* _Given records_
begin

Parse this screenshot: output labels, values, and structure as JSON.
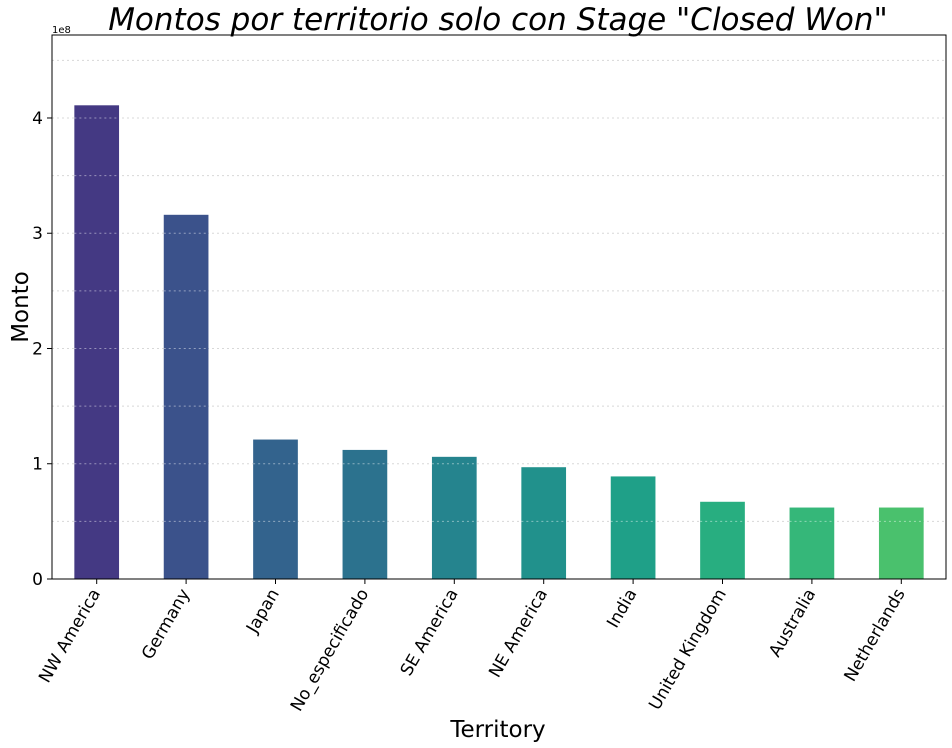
{
  "chart_data": {
    "type": "bar",
    "title": "Montos por territorio solo con Stage \"Closed Won\"",
    "xlabel": "Territory",
    "ylabel": "Monto",
    "y_offset_label": "1e8",
    "ylim": [
      0,
      4.72
    ],
    "y_ticks": [
      0,
      1,
      2,
      3,
      4
    ],
    "grid": true,
    "categories": [
      "NW America",
      "Germany",
      "Japan",
      "No_especificado",
      "SE America",
      "NE America",
      "India",
      "United Kingdom",
      "Australia",
      "Netherlands"
    ],
    "values": [
      4.11,
      3.16,
      1.21,
      1.12,
      1.06,
      0.97,
      0.89,
      0.67,
      0.62,
      0.62
    ],
    "colors": [
      "#443983",
      "#3b528b",
      "#33638d",
      "#2c728e",
      "#25848e",
      "#21918c",
      "#1fa088",
      "#28ae80",
      "#35b779",
      "#4ac16d"
    ]
  }
}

end

* _Stated exercise_
Quote in full the listing given above; the images are to be left out.

* _Finished exercise_
Parse this screenshot: output labels, values, and structure as JSON.
{
  "chart_data": {
    "type": "bar",
    "title": "Montos por territorio solo con Stage \"Closed Won\"",
    "xlabel": "Territory",
    "ylabel": "Monto",
    "y_offset_label": "1e8",
    "ylim": [
      0,
      4.72
    ],
    "y_ticks": [
      0,
      1,
      2,
      3,
      4
    ],
    "grid": true,
    "categories": [
      "NW America",
      "Germany",
      "Japan",
      "No_especificado",
      "SE America",
      "NE America",
      "India",
      "United Kingdom",
      "Australia",
      "Netherlands"
    ],
    "values": [
      4.11,
      3.16,
      1.21,
      1.12,
      1.06,
      0.97,
      0.89,
      0.67,
      0.62,
      0.62
    ],
    "colors": [
      "#443983",
      "#3b528b",
      "#33638d",
      "#2c728e",
      "#25848e",
      "#21918c",
      "#1fa088",
      "#28ae80",
      "#35b779",
      "#4ac16d"
    ]
  }
}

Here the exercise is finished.